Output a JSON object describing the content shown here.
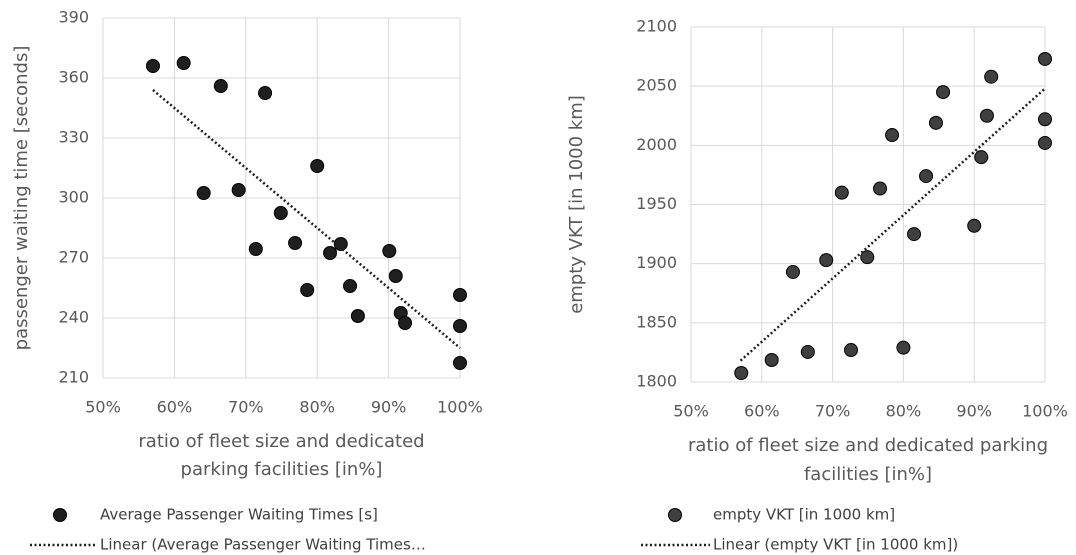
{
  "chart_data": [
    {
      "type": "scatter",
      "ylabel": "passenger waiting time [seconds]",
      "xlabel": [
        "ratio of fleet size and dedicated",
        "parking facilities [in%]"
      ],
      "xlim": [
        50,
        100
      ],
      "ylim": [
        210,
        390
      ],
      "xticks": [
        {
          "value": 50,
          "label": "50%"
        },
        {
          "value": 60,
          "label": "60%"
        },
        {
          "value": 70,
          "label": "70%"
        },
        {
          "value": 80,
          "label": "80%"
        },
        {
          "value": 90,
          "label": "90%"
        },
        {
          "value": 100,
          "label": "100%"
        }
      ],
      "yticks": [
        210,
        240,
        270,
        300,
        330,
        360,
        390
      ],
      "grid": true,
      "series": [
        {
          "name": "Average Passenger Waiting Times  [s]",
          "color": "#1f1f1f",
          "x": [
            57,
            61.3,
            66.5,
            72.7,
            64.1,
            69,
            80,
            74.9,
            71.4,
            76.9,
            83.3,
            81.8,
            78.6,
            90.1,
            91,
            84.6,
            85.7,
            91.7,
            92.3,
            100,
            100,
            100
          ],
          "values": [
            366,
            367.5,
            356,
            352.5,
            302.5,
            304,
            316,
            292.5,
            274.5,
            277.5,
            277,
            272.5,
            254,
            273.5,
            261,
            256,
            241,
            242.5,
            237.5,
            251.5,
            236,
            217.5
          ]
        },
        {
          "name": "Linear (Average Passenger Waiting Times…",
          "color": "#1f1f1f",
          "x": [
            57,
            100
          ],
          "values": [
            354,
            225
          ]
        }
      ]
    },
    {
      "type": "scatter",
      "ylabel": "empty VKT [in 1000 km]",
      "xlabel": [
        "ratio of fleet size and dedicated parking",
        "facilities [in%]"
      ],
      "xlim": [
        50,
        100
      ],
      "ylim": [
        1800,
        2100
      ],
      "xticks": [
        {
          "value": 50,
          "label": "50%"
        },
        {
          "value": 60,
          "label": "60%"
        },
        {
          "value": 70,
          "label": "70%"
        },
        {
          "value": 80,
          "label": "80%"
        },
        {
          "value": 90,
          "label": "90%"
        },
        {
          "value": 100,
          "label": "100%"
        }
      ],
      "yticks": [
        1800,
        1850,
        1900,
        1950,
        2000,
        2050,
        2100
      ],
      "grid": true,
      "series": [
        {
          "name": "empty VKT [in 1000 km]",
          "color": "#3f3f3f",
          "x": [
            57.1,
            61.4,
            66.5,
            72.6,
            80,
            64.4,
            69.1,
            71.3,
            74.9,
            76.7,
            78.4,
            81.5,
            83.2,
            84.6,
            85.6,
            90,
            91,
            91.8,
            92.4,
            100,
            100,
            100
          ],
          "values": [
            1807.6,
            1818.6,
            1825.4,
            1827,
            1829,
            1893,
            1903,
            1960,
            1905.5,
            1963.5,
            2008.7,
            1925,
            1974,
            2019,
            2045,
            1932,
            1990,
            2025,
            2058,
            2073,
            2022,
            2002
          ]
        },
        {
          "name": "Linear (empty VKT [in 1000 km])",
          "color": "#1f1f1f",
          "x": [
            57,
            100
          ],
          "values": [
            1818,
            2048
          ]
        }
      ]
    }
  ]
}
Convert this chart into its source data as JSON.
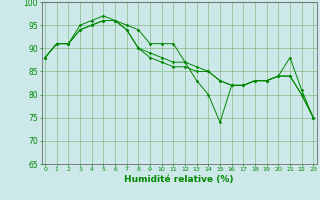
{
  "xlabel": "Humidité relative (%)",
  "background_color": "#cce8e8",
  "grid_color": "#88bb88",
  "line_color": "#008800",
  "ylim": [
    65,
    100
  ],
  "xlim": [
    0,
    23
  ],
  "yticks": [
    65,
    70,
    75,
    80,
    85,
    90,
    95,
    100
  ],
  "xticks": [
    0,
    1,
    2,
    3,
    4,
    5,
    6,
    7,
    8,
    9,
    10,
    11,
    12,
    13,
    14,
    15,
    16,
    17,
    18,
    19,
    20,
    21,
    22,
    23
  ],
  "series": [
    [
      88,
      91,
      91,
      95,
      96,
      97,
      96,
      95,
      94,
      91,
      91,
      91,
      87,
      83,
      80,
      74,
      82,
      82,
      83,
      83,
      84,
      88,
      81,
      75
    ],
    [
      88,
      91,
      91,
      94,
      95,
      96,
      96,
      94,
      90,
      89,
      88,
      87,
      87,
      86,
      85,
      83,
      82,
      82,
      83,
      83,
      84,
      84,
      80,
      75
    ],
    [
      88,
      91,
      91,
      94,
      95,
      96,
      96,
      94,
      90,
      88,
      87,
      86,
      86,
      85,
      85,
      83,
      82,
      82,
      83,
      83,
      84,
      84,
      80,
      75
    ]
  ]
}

## Goal
Look through the entries above; copy every line holding the string "fleet".

## Exercise solution
        "ratio of fleet size and dedicated",
        "ratio of fleet size and dedicated parking",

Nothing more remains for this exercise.